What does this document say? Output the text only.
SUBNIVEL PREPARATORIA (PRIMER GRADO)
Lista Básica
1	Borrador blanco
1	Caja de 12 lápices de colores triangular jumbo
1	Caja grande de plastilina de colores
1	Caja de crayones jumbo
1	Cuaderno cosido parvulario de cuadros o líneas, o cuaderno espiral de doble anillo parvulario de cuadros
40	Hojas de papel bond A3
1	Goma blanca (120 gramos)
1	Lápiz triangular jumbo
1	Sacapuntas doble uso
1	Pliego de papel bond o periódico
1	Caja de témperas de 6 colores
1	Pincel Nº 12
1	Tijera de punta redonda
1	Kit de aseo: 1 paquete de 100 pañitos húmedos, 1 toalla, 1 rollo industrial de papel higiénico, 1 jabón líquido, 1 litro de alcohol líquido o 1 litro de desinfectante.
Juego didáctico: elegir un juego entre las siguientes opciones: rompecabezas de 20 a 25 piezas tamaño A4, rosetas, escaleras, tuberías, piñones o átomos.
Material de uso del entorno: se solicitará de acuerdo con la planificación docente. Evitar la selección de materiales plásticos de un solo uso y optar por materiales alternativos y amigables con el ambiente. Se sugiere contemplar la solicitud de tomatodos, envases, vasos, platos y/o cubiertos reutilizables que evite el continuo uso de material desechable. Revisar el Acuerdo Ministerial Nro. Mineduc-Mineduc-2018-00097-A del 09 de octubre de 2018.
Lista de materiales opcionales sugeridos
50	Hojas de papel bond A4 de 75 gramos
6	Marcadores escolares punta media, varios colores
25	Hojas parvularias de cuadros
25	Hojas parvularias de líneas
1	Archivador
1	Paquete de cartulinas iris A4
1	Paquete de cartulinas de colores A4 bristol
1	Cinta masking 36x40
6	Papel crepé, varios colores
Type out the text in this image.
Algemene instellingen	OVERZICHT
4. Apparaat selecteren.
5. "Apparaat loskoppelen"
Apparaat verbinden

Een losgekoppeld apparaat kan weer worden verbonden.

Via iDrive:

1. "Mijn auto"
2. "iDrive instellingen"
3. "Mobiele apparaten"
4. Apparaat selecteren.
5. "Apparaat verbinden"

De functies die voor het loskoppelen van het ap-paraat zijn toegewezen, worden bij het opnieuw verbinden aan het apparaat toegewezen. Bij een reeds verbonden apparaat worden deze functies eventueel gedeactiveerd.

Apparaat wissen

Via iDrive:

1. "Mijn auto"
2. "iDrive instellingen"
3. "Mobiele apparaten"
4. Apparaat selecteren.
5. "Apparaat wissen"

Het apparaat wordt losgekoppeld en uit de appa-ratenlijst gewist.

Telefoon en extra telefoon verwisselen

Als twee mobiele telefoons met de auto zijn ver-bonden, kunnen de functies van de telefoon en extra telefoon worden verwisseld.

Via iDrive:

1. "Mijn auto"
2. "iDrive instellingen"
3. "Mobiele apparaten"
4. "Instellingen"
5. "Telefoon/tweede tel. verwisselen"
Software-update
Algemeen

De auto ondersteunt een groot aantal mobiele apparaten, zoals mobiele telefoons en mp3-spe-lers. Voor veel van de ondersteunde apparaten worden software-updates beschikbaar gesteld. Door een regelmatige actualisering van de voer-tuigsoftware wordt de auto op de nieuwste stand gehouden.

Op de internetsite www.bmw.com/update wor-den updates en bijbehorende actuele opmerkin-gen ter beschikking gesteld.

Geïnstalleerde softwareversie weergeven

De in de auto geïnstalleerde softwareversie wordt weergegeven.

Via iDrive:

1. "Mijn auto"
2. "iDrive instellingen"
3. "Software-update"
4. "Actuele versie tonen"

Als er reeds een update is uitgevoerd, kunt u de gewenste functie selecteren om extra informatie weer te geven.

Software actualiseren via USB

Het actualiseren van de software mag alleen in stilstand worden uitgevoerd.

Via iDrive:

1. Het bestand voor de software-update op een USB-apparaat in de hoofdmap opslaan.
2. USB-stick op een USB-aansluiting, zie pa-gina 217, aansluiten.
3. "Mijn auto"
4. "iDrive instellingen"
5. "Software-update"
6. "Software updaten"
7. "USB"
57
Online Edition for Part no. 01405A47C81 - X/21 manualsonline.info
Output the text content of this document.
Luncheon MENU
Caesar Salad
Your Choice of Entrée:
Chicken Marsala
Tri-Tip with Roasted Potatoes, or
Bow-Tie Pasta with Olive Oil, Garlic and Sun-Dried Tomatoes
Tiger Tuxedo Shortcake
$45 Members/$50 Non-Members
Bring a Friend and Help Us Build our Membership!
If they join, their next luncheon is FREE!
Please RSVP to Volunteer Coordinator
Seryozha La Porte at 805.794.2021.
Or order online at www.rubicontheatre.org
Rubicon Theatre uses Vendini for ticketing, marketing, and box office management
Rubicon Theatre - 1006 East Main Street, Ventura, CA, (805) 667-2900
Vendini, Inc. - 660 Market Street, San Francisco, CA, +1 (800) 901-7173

----

**DIRECTION:** In the records above, collect each line with "wordt".

**EXERCISE RESPONSE:**
Het apparaat wordt losgekoppeld en uit de appa-ratenlijst gewist.
De auto ondersteunt een groot aantal mobiele apparaten, zoals mobiele telefoons en mp3-spe-lers. Voor veel van de ondersteunde apparaten worden software-updates beschikbaar gesteld. Door een regelmatige actualisering van de voer-tuigsoftware wordt de auto op de nieuwste stand gehouden.
De in de auto geïnstalleerde softwareversie wordt weergegeven.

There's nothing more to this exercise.